- [A run of records]
--------------------
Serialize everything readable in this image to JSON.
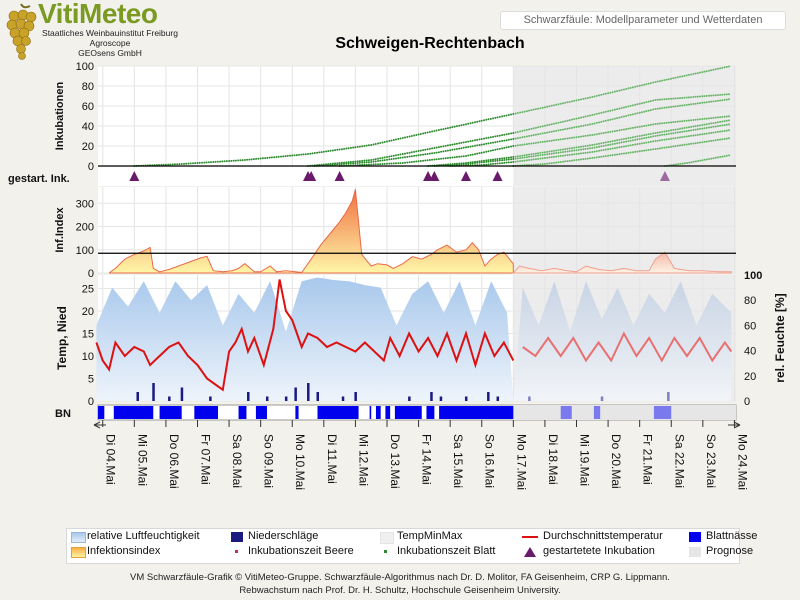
{
  "header": {
    "brand": "VitiMeteo",
    "institutions": [
      "Staatliches Weinbauinstitut Freiburg",
      "Agroscope",
      "GEOsens GmbH"
    ],
    "subtitle": "Schwarzfäule: Modellparameter und Wetterdaten"
  },
  "chart_data": {
    "type": "line",
    "title": "Schweigen-Rechtenbach",
    "x_tick_labels": [
      "Di 04.Mai",
      "Mi 05.Mai",
      "Do 06.Mai",
      "Fr 07.Mai",
      "Sa 08.Mai",
      "So 09.Mai",
      "Mo 10.Mai",
      "Di 11.Mai",
      "Mi 12.Mai",
      "Do 13.Mai",
      "Fr 14.Mai",
      "Sa 15.Mai",
      "So 16.Mai",
      "Mo 17.Mai",
      "Di 18.Mai",
      "Mi 19.Mai",
      "Do 20.Mai",
      "Fr 21.Mai",
      "Sa 22.Mai",
      "So 23.Mai",
      "Mo 24.Mai"
    ],
    "forecast_start_day": 13.5,
    "panels": {
      "incubations": {
        "ylabel": "Inkubationen",
        "ylim": [
          0,
          100
        ],
        "yticks": [
          0,
          20,
          40,
          60,
          80,
          100
        ],
        "series": [
          {
            "day": [
              1.5,
              3,
              5,
              7,
              9,
              11,
              13.5,
              16,
              18,
              20.4
            ],
            "values": [
              0,
              2,
              6,
              12,
              21,
              35,
              52,
              69,
              84,
              100
            ]
          },
          {
            "day": [
              7,
              9,
              11,
              13.5,
              16,
              18,
              20.4
            ],
            "values": [
              0,
              6,
              18,
              33,
              51,
              66,
              72
            ]
          },
          {
            "day": [
              7.2,
              9,
              11,
              13.5,
              16,
              18,
              20.4
            ],
            "values": [
              0,
              4,
              13,
              27,
              42,
              57,
              67
            ]
          },
          {
            "day": [
              8,
              10,
              12,
              13.5,
              16,
              18,
              20.4
            ],
            "values": [
              0,
              3,
              10,
              20,
              31,
              42,
              50
            ]
          },
          {
            "day": [
              10.8,
              12,
              13.5,
              16,
              18,
              20.4
            ],
            "values": [
              0,
              3,
              9,
              21,
              33,
              46
            ]
          },
          {
            "day": [
              11,
              12,
              13.5,
              16,
              18,
              20.4
            ],
            "values": [
              0,
              2,
              7,
              18,
              30,
              42
            ]
          },
          {
            "day": [
              11.5,
              12.5,
              13.5,
              16,
              18,
              20.4
            ],
            "values": [
              0,
              1,
              4,
              14,
              25,
              36
            ]
          },
          {
            "day": [
              13.5,
              14.5,
              16,
              18,
              20.4
            ],
            "values": [
              0,
              2,
              8,
              17,
              28
            ]
          },
          {
            "day": [
              18.3,
              19,
              20.4
            ],
            "values": [
              0,
              3,
              11
            ]
          }
        ]
      },
      "started_incubations": {
        "label": "gestart. Ink.",
        "days": [
          1.5,
          7.0,
          7.1,
          8.0,
          10.8,
          11.0,
          12.0,
          13.0,
          18.3
        ]
      },
      "infection_index": {
        "ylabel": "Inf.Index",
        "ylim": [
          0,
          370
        ],
        "yticks": [
          0,
          100,
          200,
          300
        ],
        "threshold": 85,
        "day": [
          0.7,
          0.9,
          1.2,
          1.5,
          1.8,
          2.0,
          2.1,
          2.3,
          2.6,
          2.9,
          3.3,
          3.6,
          3.8,
          4.0,
          4.3,
          4.6,
          4.8,
          5.0,
          5.3,
          5.5,
          5.8,
          6.0,
          6.3,
          6.6,
          6.8,
          7.1,
          7.4,
          7.7,
          8.0,
          8.2,
          8.4,
          8.5,
          8.7,
          9.0,
          9.2,
          9.5,
          9.7,
          10.0,
          10.3,
          10.6,
          10.9,
          11.1,
          11.4,
          11.7,
          12.0,
          12.2,
          12.4,
          12.6,
          12.8,
          13.0,
          13.2,
          13.5,
          13.7,
          14.0,
          14.4,
          14.8,
          15.2,
          15.5,
          15.8,
          16.2,
          16.6,
          17.0,
          17.4,
          17.8,
          18.0,
          18.3,
          18.6,
          18.8,
          19.1,
          19.5,
          20.0,
          20.4
        ],
        "values": [
          0,
          20,
          60,
          80,
          95,
          110,
          20,
          5,
          15,
          30,
          50,
          65,
          72,
          10,
          5,
          10,
          20,
          40,
          5,
          5,
          30,
          5,
          10,
          5,
          2,
          60,
          120,
          170,
          220,
          260,
          310,
          360,
          80,
          30,
          40,
          35,
          20,
          40,
          70,
          60,
          80,
          100,
          120,
          90,
          100,
          130,
          100,
          30,
          60,
          80,
          90,
          40,
          30,
          20,
          10,
          20,
          10,
          5,
          30,
          15,
          10,
          20,
          10,
          10,
          60,
          90,
          20,
          15,
          10,
          10,
          5,
          5
        ]
      },
      "weather": {
        "ylabel_left": "Temp, Nied",
        "ylabel_right": "rel. Feuchte [%]",
        "ylim_left": [
          0,
          28
        ],
        "yticks_left": [
          0,
          5,
          10,
          15,
          20,
          25
        ],
        "ylim_right": [
          0,
          100
        ],
        "yticks_right": [
          0,
          20,
          40,
          60,
          80,
          100
        ],
        "temperature_day": [
          0.3,
          0.5,
          0.7,
          0.9,
          1.2,
          1.5,
          1.8,
          2.0,
          2.3,
          2.6,
          2.9,
          3.2,
          3.5,
          3.8,
          4.0,
          4.3,
          4.5,
          4.7,
          4.9,
          5.1,
          5.3,
          5.6,
          5.9,
          6.1,
          6.3,
          6.5,
          6.8,
          7.0,
          7.3,
          7.6,
          7.9,
          8.2,
          8.5,
          8.8,
          9.1,
          9.4,
          9.6,
          9.9,
          10.2,
          10.5,
          10.8,
          11.1,
          11.4,
          11.7,
          12.0,
          12.3,
          12.6,
          12.9,
          13.2,
          13.5,
          13.8,
          14.2,
          14.6,
          15.0,
          15.4,
          15.8,
          16.2,
          16.6,
          17.0,
          17.4,
          17.8,
          18.2,
          18.6,
          19.0,
          19.4,
          19.8,
          20.2,
          20.4
        ],
        "temperature": [
          13,
          9,
          7,
          13,
          10,
          12,
          11,
          8,
          10,
          12,
          13,
          10,
          8,
          5,
          4,
          2.5,
          11,
          13,
          16,
          11,
          14,
          8,
          16,
          27,
          20,
          18,
          12,
          15,
          14,
          12,
          13,
          12,
          11,
          13,
          11,
          9,
          14,
          10,
          15,
          11,
          14,
          10,
          15,
          9,
          15,
          8,
          15,
          10,
          13,
          9,
          12,
          10,
          14,
          10,
          14,
          9,
          13,
          9,
          15,
          10,
          14,
          9,
          14,
          10,
          14,
          9,
          13,
          11
        ],
        "humidity_day": [
          0.3,
          0.8,
          1.3,
          1.8,
          2.3,
          2.8,
          3.3,
          3.8,
          4.3,
          4.8,
          5.3,
          5.8,
          6.3,
          6.8,
          7.3,
          7.8,
          8.3,
          8.8,
          9.3,
          9.8,
          10.3,
          10.8,
          11.3,
          11.8,
          12.3,
          12.8,
          13.3,
          13.8,
          14.3,
          14.8,
          15.3,
          15.8,
          16.3,
          16.8,
          17.3,
          17.8,
          18.3,
          18.8,
          19.3,
          19.8,
          20.4
        ],
        "humidity": [
          60,
          90,
          75,
          95,
          70,
          95,
          80,
          92,
          60,
          85,
          70,
          95,
          55,
          95,
          98,
          96,
          95,
          92,
          90,
          60,
          85,
          95,
          70,
          95,
          60,
          95,
          70,
          90,
          60,
          95,
          55,
          95,
          65,
          90,
          60,
          85,
          70,
          95,
          60,
          85,
          70
        ],
        "precipitation_day": [
          1.6,
          2.1,
          2.6,
          3.0,
          3.9,
          5.1,
          5.7,
          6.3,
          6.6,
          7.0,
          7.3,
          8.1,
          8.5,
          10.2,
          10.9,
          11.2,
          12.0,
          12.7,
          13.0,
          14.0,
          16.3,
          18.4
        ],
        "precipitation": [
          2,
          4,
          1,
          3,
          1,
          2,
          1,
          1,
          3,
          4,
          2,
          1,
          2,
          1,
          2,
          1,
          1,
          2,
          1,
          1,
          1,
          2
        ]
      },
      "leaf_wetness": {
        "label": "BN",
        "wet_intervals": [
          [
            0.35,
            0.55
          ],
          [
            0.85,
            2.1
          ],
          [
            2.3,
            3.0
          ],
          [
            3.4,
            4.15
          ],
          [
            4.8,
            5.05
          ],
          [
            5.35,
            5.7
          ],
          [
            6.6,
            6.7
          ],
          [
            7.3,
            8.6
          ],
          [
            8.95,
            9.0
          ],
          [
            9.15,
            9.3
          ],
          [
            9.45,
            9.6
          ],
          [
            9.75,
            10.6
          ],
          [
            10.75,
            11.0
          ],
          [
            11.15,
            13.5
          ],
          [
            15.0,
            15.35
          ],
          [
            16.05,
            16.25
          ],
          [
            17.95,
            18.5
          ]
        ]
      }
    },
    "legend": {
      "entries": [
        "relative Luftfeuchtigkeit",
        "Infektionsindex",
        "Niederschläge",
        "Inkubationszeit Beere",
        "TempMinMax",
        "Inkubationszeit Blatt",
        "Durchschnittstemperatur",
        "gestartetete Inkubation",
        "Blattnässe",
        "Prognose"
      ],
      "colors": {
        "humidity": "#a8c8ec",
        "infection": "#f6b04a",
        "precipitation": "#1a1a80",
        "temperature": "#dd1111",
        "leaf_wetness": "#0000ee",
        "incubation": "#2e8b2e",
        "marker": "#6a1a6a",
        "forecast": "#e6e6e6"
      }
    }
  },
  "footer": {
    "line1": "VM Schwarzfäule-Grafik © VitiMeteo-Gruppe. Schwarzfäule-Algorithmus nach Dr. D. Molitor, FA Geisenheim, CRP G. Lippmann.",
    "line2": "Rebwachstum nach Prof. Dr. H. Schultz, Hochschule Geisenheim University."
  }
}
--------------------
- [Task statement] Select every line above that contains the word "Schwarzfäule", and copy it.

- [Response to the exercise]
    "subtitle": "Schwarzfäule: Modellparameter und Wetterdaten"
    "line1": "VM Schwarzfäule-Grafik © VitiMeteo-Gruppe. Schwarzfäule-Algorithmus nach Dr. D. Molitor, FA Geisenheim, CRP G. Lippmann.",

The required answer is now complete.